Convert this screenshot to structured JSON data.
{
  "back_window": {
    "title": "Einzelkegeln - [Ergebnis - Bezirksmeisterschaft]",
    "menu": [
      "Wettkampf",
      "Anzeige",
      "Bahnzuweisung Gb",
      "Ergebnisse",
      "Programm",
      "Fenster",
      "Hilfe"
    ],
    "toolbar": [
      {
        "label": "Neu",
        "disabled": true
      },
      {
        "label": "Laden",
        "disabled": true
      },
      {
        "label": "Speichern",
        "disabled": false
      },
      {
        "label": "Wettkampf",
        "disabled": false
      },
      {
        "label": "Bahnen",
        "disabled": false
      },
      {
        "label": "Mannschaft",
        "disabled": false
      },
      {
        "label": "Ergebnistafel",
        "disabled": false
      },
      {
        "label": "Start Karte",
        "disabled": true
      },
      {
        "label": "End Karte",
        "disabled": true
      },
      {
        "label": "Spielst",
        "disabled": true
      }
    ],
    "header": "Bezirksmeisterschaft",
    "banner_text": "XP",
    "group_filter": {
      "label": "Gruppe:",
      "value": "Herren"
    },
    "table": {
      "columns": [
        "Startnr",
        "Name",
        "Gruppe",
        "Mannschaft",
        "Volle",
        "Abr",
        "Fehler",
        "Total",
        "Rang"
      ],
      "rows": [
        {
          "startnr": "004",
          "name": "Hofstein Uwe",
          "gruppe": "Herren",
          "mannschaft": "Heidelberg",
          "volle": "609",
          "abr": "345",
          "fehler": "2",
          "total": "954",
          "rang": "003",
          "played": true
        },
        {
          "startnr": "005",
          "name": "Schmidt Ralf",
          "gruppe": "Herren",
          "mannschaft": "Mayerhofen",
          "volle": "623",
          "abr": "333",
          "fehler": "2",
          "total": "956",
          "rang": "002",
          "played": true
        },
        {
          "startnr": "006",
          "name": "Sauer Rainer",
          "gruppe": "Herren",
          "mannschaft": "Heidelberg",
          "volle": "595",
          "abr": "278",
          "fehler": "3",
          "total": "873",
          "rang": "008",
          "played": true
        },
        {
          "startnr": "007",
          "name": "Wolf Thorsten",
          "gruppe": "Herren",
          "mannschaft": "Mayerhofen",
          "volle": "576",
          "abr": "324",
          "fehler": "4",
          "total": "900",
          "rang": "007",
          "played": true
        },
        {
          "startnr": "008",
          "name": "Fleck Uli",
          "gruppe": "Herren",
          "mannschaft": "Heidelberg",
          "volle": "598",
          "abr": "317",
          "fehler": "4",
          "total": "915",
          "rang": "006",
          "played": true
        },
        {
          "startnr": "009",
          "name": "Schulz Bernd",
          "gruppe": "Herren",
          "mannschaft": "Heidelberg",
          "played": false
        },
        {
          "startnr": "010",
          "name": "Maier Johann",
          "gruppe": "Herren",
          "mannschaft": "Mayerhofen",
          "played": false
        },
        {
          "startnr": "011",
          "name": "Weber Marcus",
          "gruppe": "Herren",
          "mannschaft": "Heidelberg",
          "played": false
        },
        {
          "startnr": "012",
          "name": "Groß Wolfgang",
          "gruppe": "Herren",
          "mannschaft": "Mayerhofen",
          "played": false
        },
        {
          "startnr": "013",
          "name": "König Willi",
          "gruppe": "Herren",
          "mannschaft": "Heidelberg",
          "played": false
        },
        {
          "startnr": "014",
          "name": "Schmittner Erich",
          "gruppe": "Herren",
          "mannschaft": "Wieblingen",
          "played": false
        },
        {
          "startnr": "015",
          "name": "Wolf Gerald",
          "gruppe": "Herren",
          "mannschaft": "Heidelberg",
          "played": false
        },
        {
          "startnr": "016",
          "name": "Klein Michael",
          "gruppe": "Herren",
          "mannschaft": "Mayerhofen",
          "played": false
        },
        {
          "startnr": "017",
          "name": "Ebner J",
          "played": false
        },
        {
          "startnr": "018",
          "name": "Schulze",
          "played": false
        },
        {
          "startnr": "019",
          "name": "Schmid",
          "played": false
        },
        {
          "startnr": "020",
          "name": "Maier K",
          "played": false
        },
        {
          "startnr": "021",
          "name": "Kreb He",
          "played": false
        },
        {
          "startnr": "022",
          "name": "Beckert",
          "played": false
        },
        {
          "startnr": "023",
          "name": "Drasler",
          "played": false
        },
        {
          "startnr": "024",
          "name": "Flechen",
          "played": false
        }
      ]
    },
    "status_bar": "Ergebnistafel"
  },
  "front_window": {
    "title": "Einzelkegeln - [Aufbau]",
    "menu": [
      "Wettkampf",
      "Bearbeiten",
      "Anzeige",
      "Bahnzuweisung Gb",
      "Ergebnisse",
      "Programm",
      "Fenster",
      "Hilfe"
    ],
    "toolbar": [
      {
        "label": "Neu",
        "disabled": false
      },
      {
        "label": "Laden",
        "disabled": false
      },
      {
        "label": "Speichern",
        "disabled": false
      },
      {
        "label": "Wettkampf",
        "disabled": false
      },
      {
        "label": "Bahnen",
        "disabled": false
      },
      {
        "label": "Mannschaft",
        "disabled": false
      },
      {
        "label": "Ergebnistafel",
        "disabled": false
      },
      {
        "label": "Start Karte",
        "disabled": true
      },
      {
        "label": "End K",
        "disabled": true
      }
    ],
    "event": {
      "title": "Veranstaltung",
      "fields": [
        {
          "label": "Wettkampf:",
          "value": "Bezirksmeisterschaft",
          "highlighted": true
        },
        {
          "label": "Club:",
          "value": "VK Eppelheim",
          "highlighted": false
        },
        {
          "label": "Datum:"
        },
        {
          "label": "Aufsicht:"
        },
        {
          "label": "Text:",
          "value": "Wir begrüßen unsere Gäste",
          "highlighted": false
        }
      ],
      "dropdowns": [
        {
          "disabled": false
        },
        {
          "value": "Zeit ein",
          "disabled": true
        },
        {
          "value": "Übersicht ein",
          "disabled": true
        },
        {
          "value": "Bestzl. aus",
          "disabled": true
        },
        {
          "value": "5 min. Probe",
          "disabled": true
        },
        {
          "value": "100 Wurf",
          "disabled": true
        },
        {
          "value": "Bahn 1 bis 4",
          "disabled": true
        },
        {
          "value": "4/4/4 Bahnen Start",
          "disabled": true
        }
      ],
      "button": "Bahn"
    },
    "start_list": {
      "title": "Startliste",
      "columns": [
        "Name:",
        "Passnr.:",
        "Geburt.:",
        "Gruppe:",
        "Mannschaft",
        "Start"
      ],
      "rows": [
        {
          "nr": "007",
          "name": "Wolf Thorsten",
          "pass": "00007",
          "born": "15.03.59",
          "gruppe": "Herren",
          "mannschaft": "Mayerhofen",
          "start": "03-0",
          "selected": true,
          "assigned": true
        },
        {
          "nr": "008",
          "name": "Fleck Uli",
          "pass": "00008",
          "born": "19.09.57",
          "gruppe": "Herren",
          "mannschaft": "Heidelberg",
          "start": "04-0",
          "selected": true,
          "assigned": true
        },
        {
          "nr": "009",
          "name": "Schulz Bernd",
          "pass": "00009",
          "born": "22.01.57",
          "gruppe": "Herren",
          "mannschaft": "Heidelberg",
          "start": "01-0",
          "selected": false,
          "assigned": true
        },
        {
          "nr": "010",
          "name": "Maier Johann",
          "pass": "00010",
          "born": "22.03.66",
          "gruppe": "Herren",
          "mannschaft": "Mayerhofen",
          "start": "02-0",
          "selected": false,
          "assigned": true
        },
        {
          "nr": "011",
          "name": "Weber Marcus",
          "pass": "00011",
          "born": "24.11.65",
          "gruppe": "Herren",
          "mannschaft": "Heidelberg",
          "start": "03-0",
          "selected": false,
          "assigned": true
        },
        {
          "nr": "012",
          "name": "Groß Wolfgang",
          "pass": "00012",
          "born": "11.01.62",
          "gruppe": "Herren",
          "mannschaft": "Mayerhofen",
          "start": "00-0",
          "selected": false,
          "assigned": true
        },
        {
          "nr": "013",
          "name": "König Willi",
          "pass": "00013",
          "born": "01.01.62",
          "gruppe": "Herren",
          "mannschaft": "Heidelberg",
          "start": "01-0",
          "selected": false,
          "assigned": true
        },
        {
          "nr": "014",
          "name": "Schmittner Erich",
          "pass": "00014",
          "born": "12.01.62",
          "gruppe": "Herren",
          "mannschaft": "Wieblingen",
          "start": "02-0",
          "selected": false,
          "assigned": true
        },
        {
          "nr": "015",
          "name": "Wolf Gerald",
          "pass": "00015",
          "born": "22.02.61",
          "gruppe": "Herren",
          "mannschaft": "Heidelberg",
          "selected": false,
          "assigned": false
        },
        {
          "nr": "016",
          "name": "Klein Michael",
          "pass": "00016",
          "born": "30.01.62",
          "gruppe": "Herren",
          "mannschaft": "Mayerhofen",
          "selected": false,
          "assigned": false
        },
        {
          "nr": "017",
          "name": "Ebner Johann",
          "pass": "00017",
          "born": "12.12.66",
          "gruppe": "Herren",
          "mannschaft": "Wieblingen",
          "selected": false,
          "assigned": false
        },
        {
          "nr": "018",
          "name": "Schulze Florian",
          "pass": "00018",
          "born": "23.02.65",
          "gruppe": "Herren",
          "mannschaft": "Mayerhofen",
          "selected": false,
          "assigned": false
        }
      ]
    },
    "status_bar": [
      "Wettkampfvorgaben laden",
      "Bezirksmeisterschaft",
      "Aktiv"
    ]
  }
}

● ● ●

• Given exercise: Pull out every line holding "title" from the records above, and copy it.

• Final answer:
    "title": "Einzelkegeln - [Ergebnis - Bezirksmeisterschaft]",
    "title": "Einzelkegeln - [Aufbau]",
      "title": "Veranstaltung",
      "title": "Startliste",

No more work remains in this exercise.